YOUR INSTRUCTIONS: Below is a block of records: output all of them exactly and leave out the pictures.

Stored entries:
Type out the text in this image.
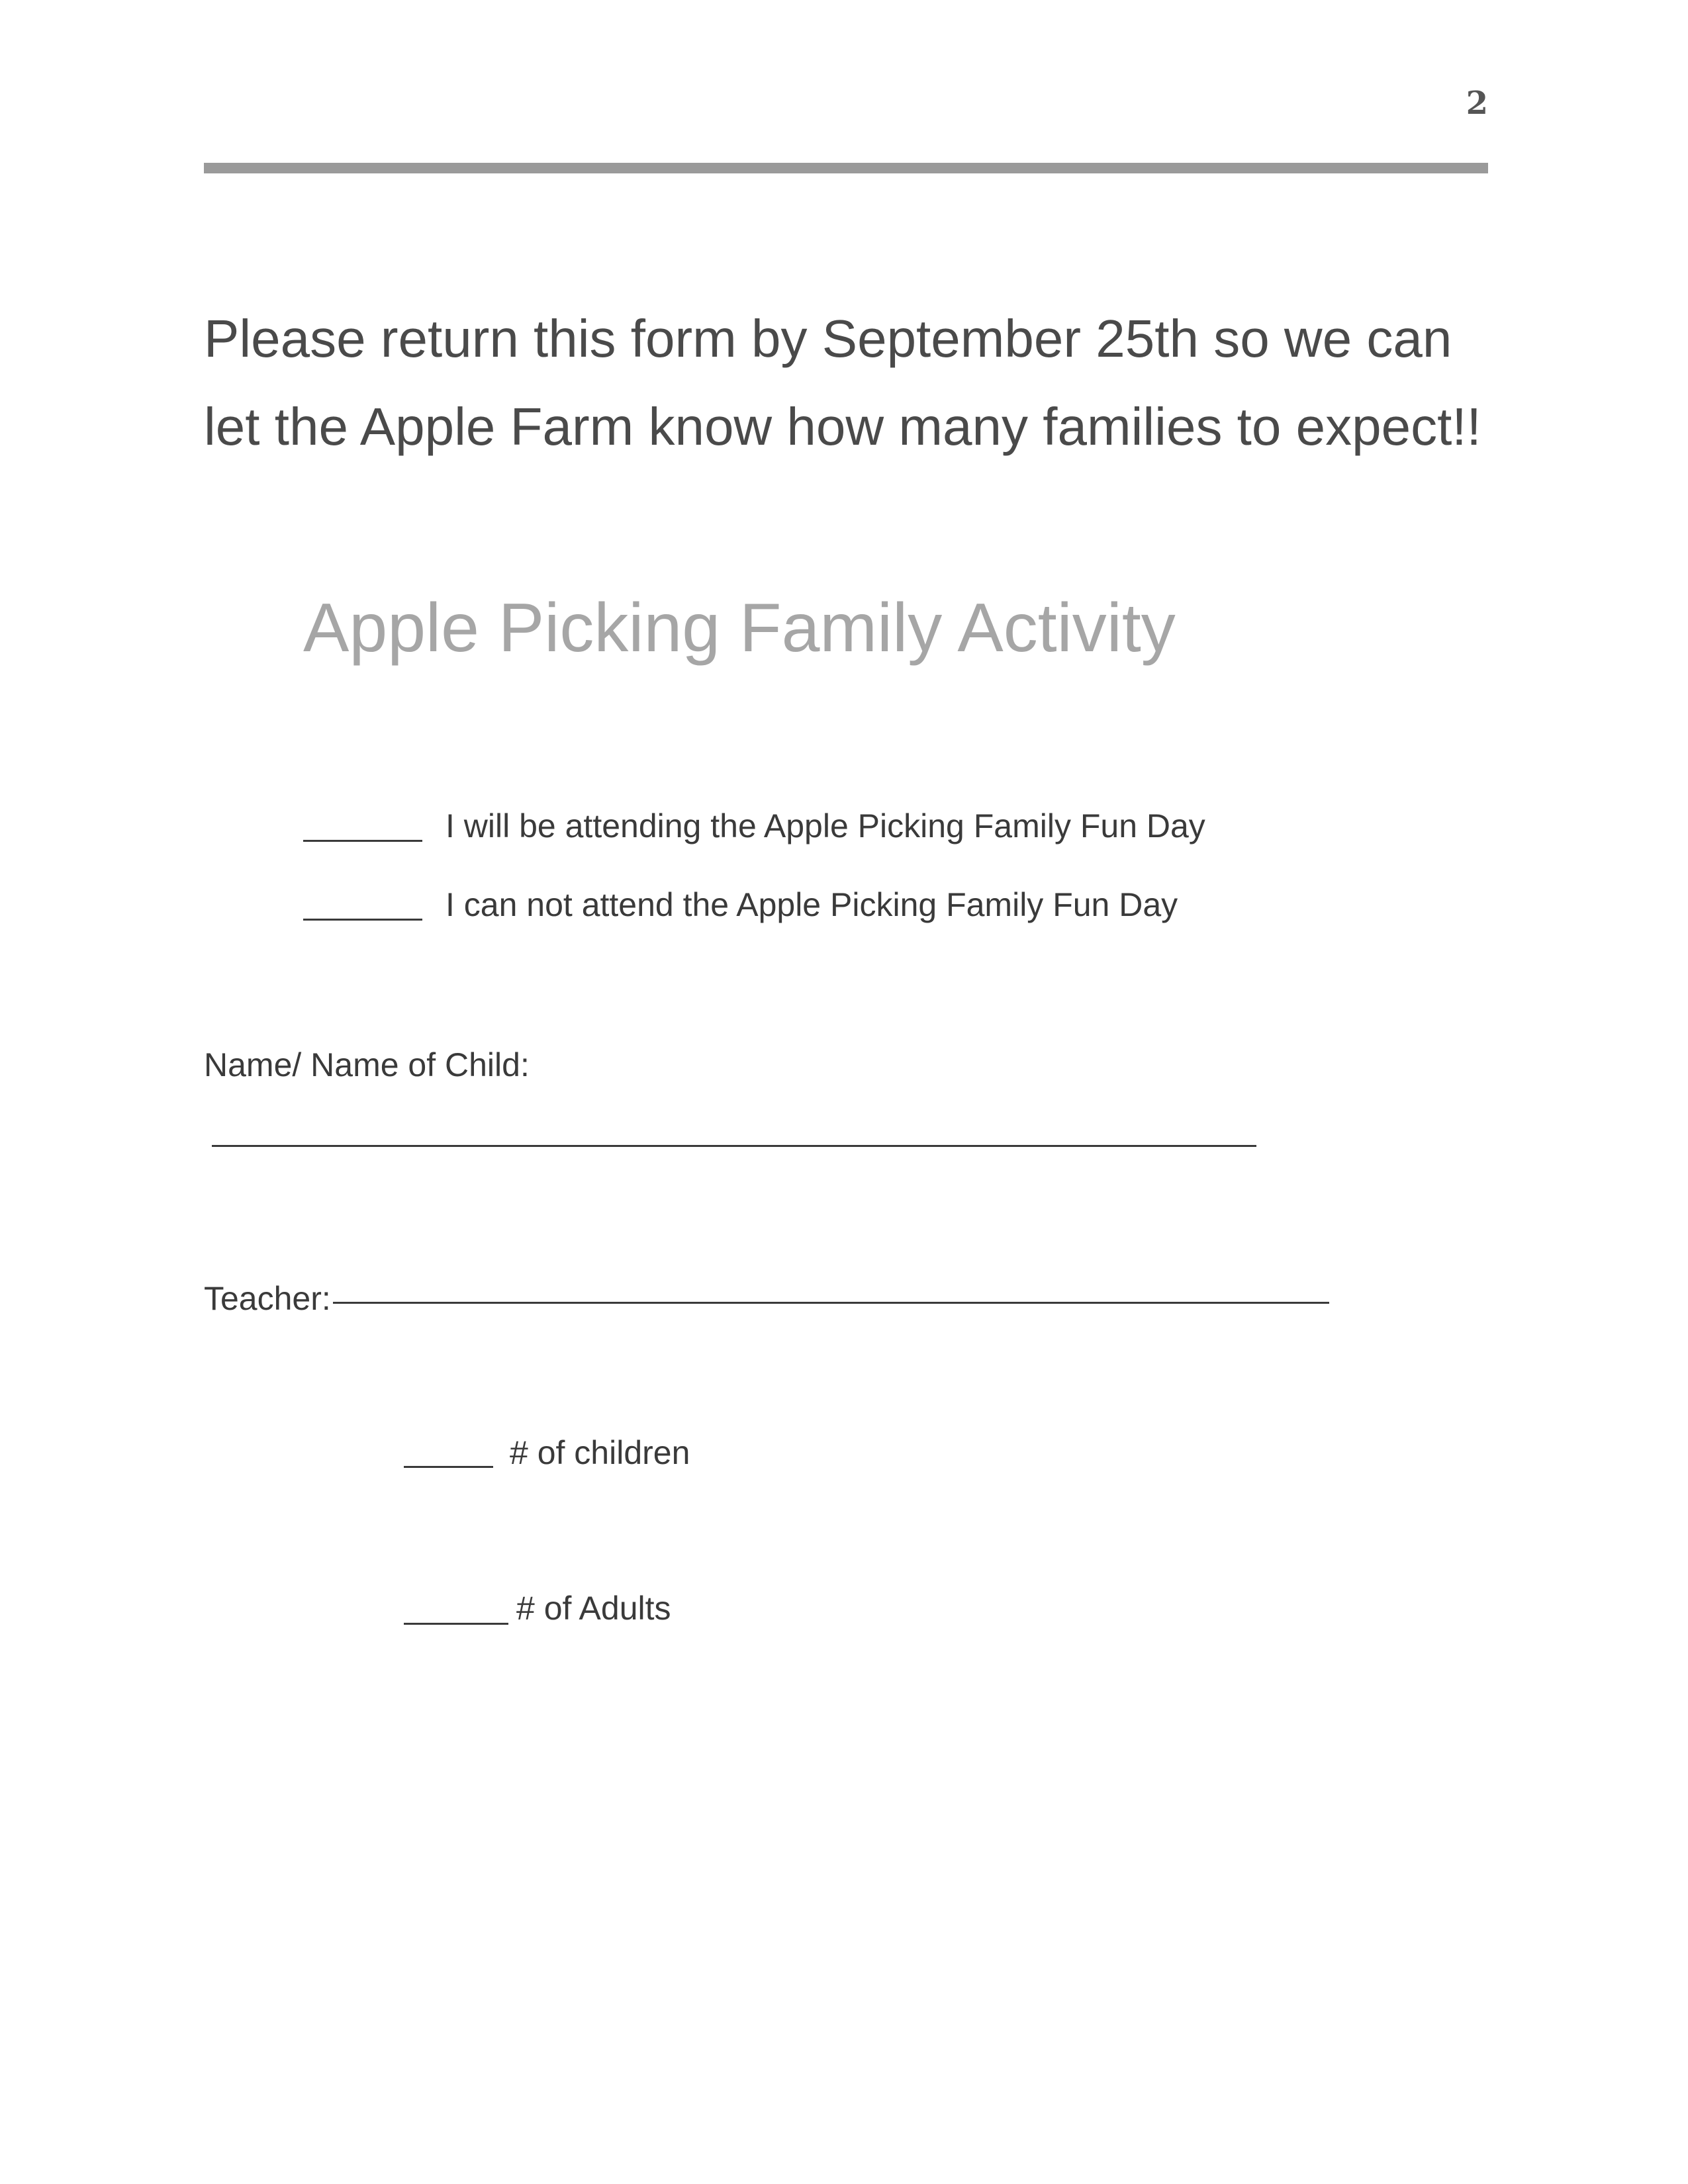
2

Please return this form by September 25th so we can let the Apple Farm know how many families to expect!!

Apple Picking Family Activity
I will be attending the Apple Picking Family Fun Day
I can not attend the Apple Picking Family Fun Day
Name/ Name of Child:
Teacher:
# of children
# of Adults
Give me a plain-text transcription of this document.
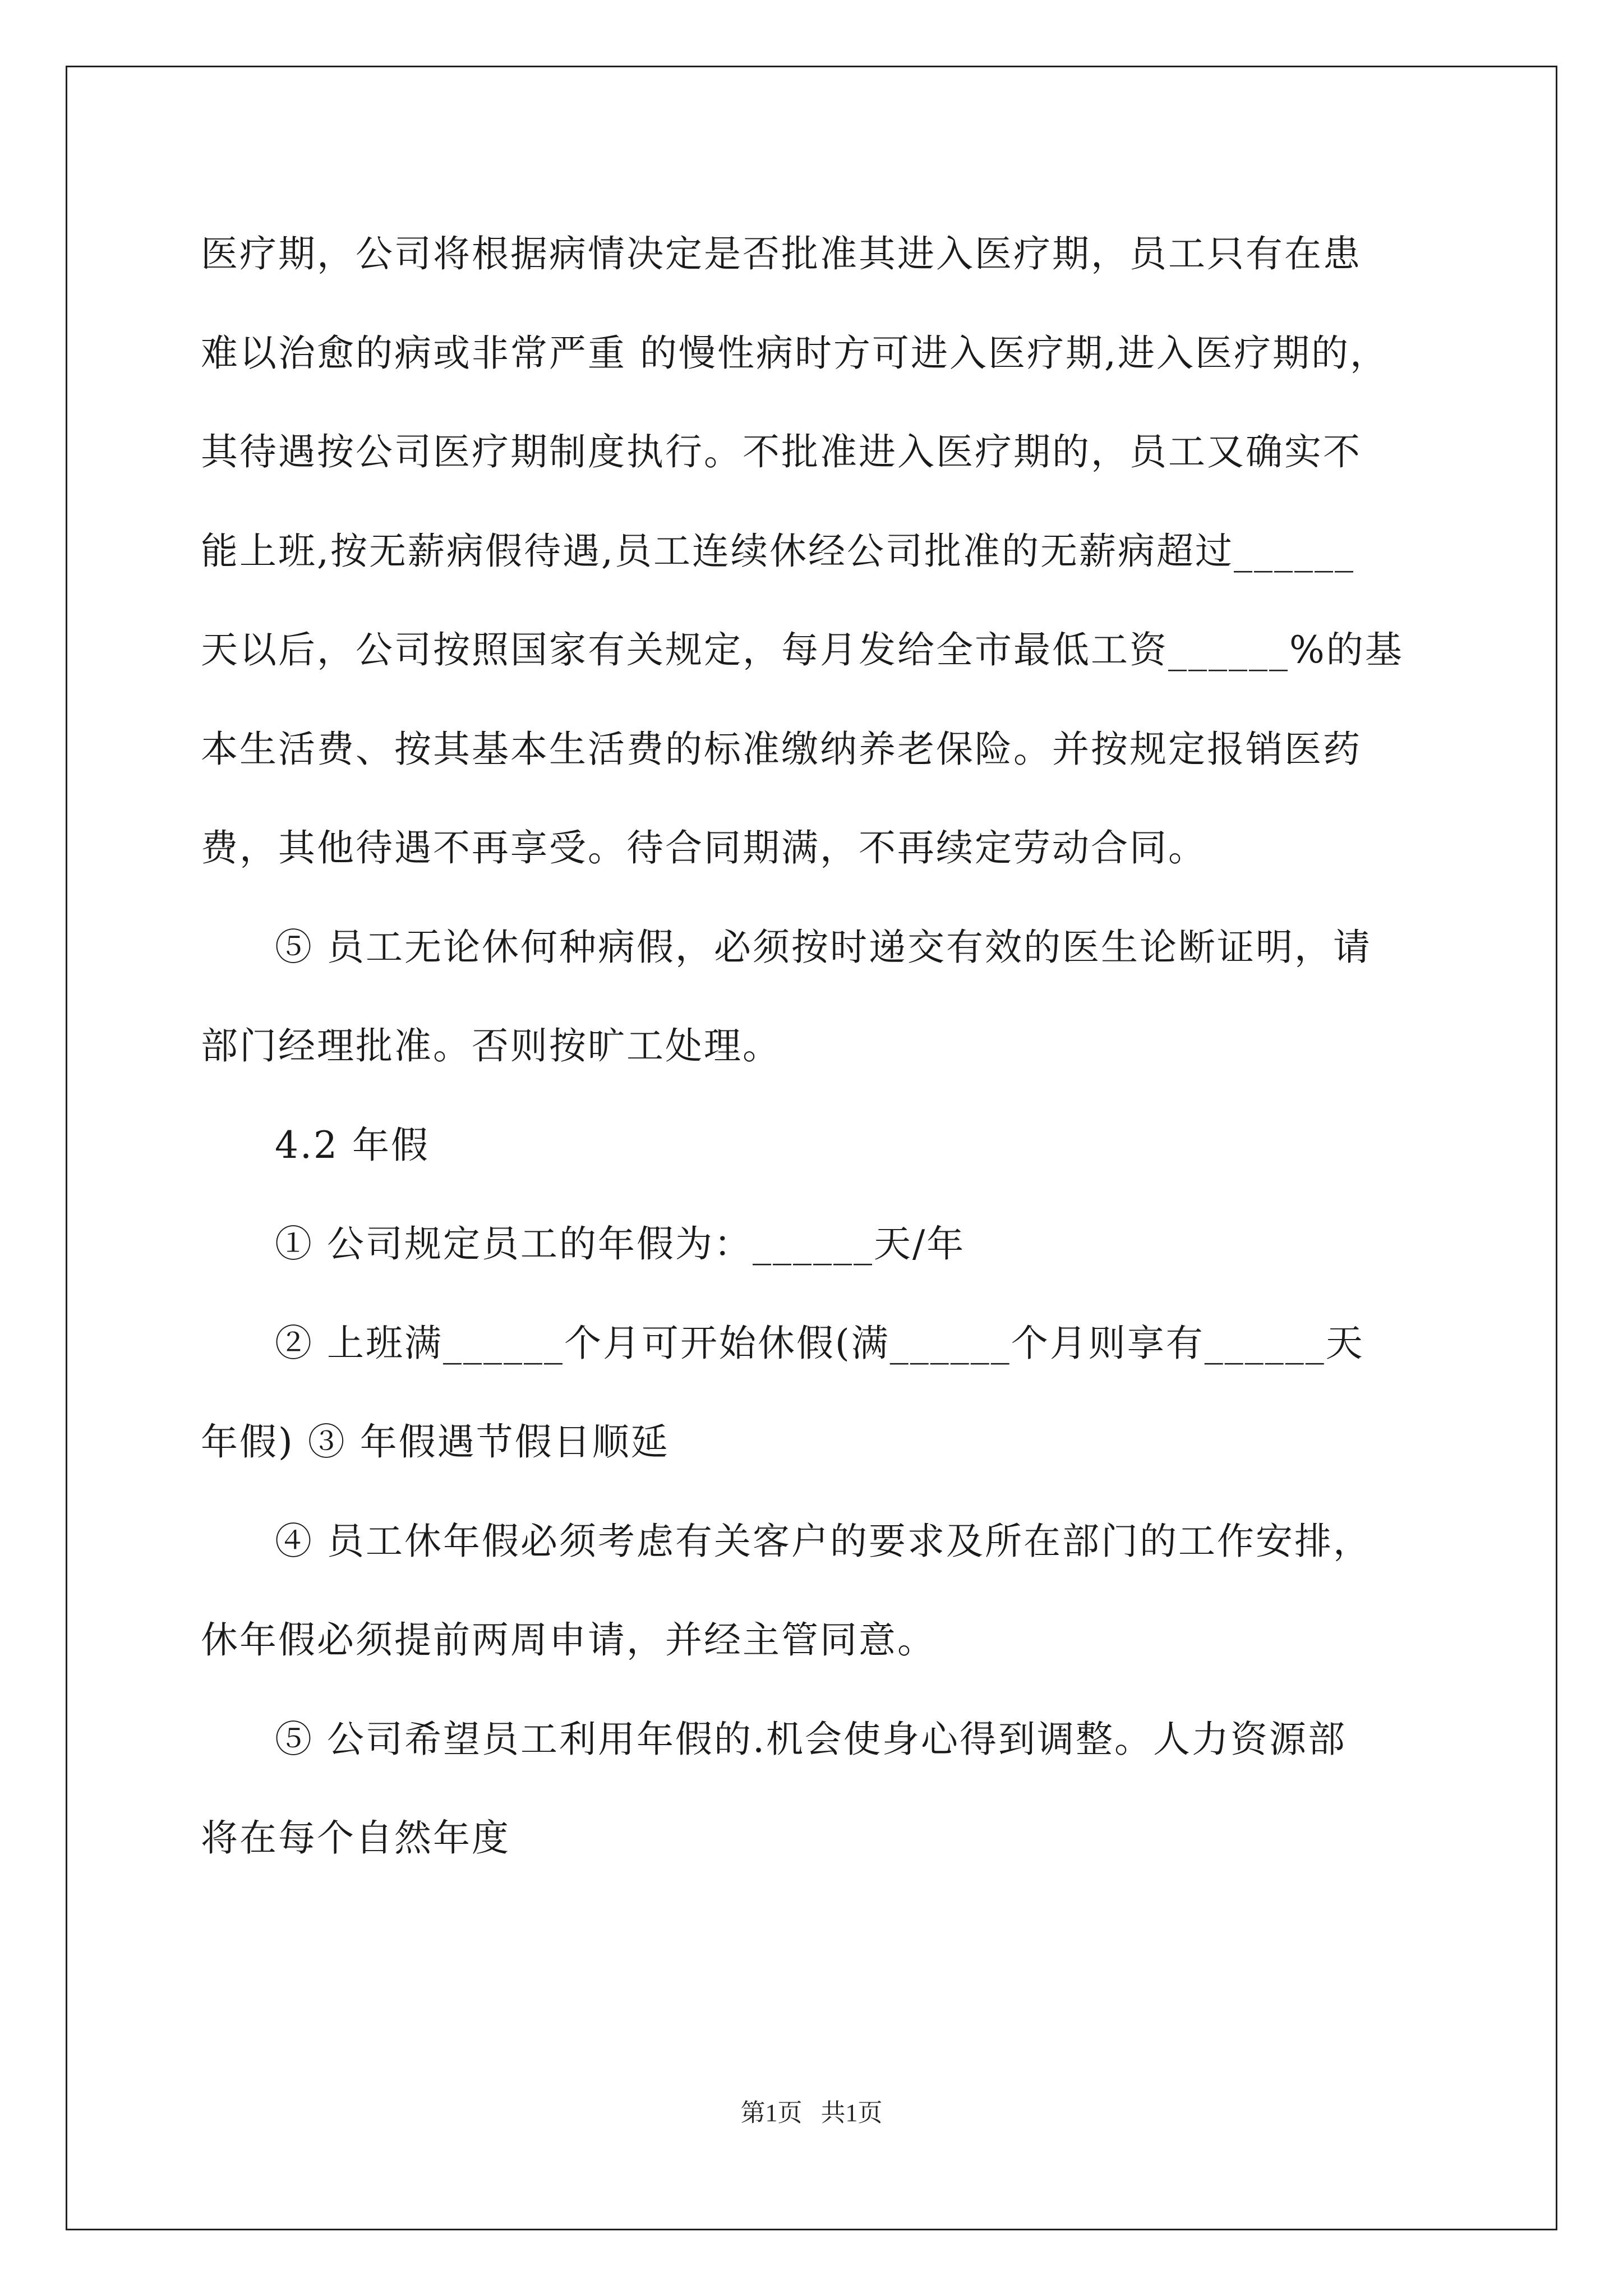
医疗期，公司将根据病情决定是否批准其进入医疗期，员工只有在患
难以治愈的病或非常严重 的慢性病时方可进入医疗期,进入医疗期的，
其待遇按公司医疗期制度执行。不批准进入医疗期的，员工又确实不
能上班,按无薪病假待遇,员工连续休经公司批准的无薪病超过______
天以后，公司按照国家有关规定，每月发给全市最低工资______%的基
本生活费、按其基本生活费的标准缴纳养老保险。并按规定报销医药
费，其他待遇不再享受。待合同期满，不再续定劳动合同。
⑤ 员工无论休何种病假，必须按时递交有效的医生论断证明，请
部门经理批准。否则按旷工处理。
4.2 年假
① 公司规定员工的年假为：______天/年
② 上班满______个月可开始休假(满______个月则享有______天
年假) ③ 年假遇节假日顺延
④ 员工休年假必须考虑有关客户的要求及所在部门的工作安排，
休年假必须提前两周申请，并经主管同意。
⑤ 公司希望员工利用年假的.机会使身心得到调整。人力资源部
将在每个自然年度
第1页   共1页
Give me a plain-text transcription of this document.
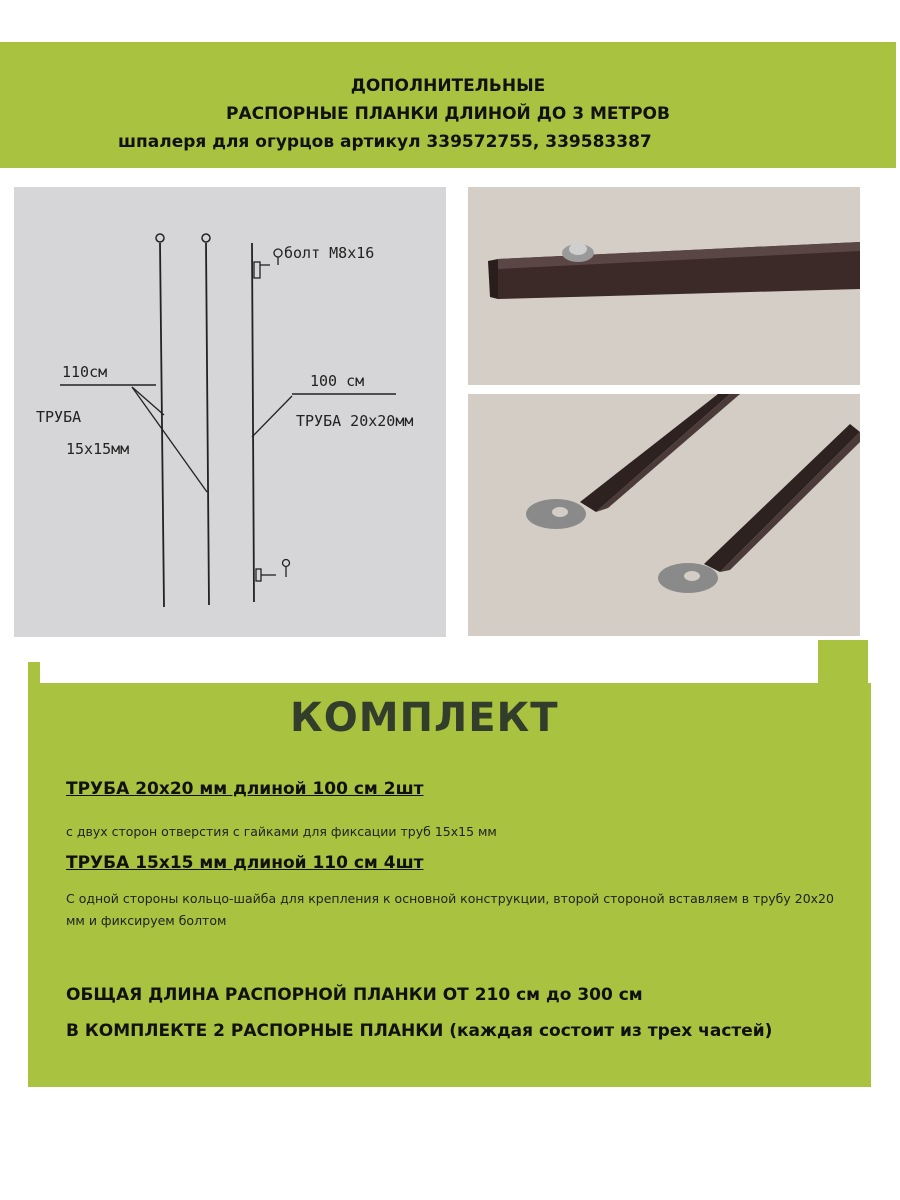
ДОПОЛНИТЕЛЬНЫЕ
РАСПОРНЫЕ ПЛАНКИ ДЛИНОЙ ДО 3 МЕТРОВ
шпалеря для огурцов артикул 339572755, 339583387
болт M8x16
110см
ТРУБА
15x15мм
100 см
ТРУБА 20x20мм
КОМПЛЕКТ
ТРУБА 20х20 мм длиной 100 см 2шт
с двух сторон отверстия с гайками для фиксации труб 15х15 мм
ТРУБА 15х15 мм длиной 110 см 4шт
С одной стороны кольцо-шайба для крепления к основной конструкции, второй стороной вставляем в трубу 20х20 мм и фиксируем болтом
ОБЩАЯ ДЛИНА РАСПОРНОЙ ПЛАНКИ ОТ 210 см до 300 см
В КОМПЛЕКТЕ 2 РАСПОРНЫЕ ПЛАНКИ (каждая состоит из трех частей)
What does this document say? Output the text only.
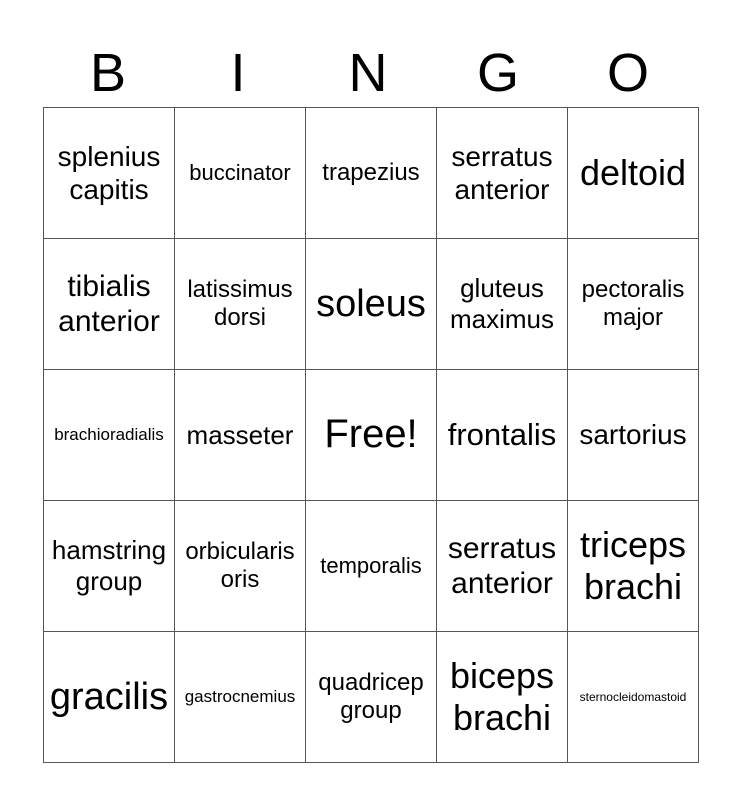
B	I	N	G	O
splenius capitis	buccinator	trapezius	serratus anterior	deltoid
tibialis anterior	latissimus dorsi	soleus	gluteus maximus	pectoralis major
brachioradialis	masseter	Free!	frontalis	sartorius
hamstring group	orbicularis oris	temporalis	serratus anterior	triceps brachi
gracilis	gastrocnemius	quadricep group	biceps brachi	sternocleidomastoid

THE RESPONSE:
Type out the text in this image.
2

Please return this form by September 25th so we can let the Apple Farm know how many families to expect!!

Apple Picking Family Activity
I will be attending the Apple Picking Family Fun Day
I can not attend the Apple Picking Family Fun Day
Name/ Name of Child:
Teacher:
# of children
# of Adults
Give me a plain-text transcription of this document.
医疗期，公司将根据病情决定是否批准其进入医疗期，员工只有在患
难以治愈的病或非常严重 的慢性病时方可进入医疗期,进入医疗期的，
其待遇按公司医疗期制度执行。不批准进入医疗期的，员工又确实不
能上班,按无薪病假待遇,员工连续休经公司批准的无薪病超过______
天以后，公司按照国家有关规定，每月发给全市最低工资______%的基
本生活费、按其基本生活费的标准缴纳养老保险。并按规定报销医药
费，其他待遇不再享受。待合同期满，不再续定劳动合同。
⑤ 员工无论休何种病假，必须按时递交有效的医生论断证明，请
部门经理批准。否则按旷工处理。
4.2 年假
① 公司规定员工的年假为：______天/年
② 上班满______个月可开始休假(满______个月则享有______天
年假) ③ 年假遇节假日顺延
④ 员工休年假必须考虑有关客户的要求及所在部门的工作安排，
休年假必须提前两周申请，并经主管同意。
⑤ 公司希望员工利用年假的.机会使身心得到调整。人力资源部
将在每个自然年度
第1页   共1页
Give me a plain-text transcription of this document.
ДОПОЛНИТЕЛЬНЫЕ
РАСПОРНЫЕ ПЛАНКИ ДЛИНОЙ ДО 3 МЕТРОВ
шпалеря для огурцов артикул 339572755, 339583387
болт M8x16
110см
ТРУБА
15x15мм
100 см
ТРУБА 20x20мм
КОМПЛЕКТ
ТРУБА 20х20 мм длиной 100 см 2шт
с двух сторон отверстия с гайками для фиксации труб 15х15 мм
ТРУБА 15х15 мм длиной 110 см 4шт
С одной стороны кольцо-шайба для крепления к основной конструкции, второй стороной вставляем в трубу 20х20 мм и фиксируем болтом
ОБЩАЯ ДЛИНА РАСПОРНОЙ ПЛАНКИ ОТ 210 см до 300 см
В КОМПЛЕКТЕ 2 РАСПОРНЫЕ ПЛАНКИ (каждая состоит из трех частей)
What does this document say? Output the text only.
B	I	N	G	O
splenius capitis	buccinator	trapezius	serratus anterior	deltoid
tibialis anterior	latissimus dorsi	soleus	gluteus maximus	pectoralis major
brachioradialis	masseter	Free!	frontalis	sartorius
hamstring group	orbicularis oris	temporalis	serratus anterior	triceps brachi
gracilis	gastrocnemius	quadricep group	biceps brachi	sternocleidomastoid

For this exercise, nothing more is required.